[Extracted data entries]
---+---

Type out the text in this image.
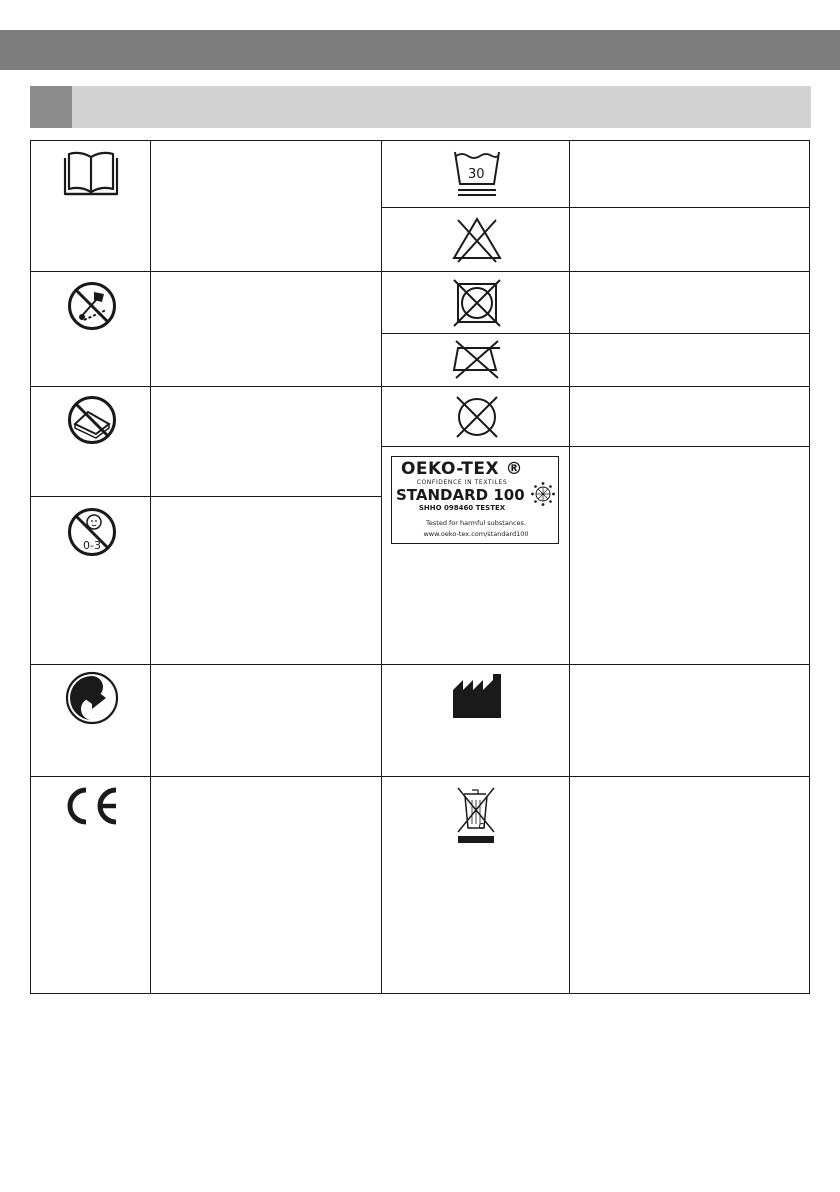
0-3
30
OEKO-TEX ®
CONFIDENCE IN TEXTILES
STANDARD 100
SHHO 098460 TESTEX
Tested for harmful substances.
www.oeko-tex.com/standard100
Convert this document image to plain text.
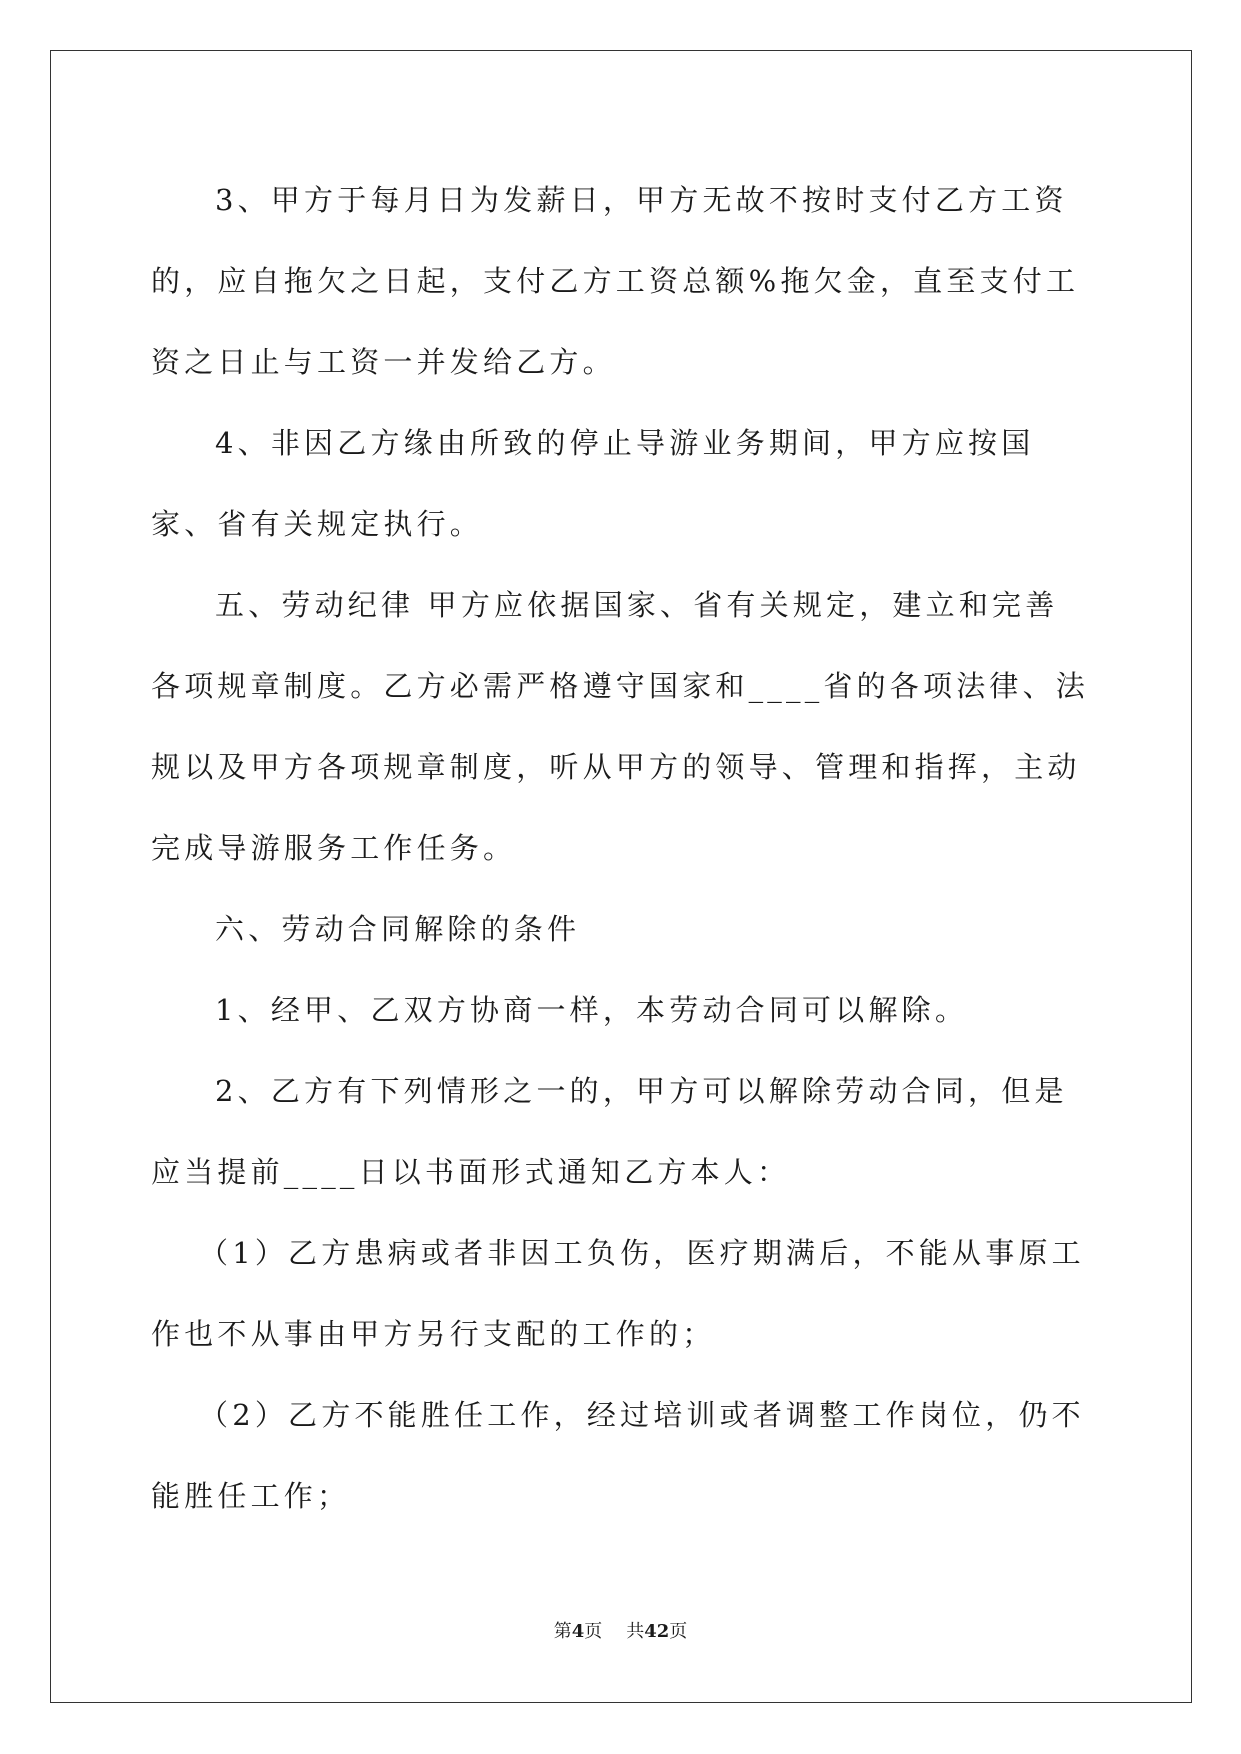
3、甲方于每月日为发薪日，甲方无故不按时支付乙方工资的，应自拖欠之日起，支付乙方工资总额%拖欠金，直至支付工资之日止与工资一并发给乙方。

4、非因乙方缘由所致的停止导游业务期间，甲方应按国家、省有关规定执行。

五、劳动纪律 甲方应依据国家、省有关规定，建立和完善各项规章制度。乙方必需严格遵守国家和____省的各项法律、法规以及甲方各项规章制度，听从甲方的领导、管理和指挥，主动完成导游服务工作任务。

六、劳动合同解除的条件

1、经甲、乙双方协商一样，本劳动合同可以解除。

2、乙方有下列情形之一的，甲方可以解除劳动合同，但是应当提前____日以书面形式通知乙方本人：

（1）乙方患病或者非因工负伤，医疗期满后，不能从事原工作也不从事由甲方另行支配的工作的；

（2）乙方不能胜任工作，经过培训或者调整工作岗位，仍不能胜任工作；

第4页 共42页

---+---

Given exercise
Collect each line of the entries that has the word "image", copying it in full.

Exercise response
Type out the text in this image.
Convert this document image to plain text.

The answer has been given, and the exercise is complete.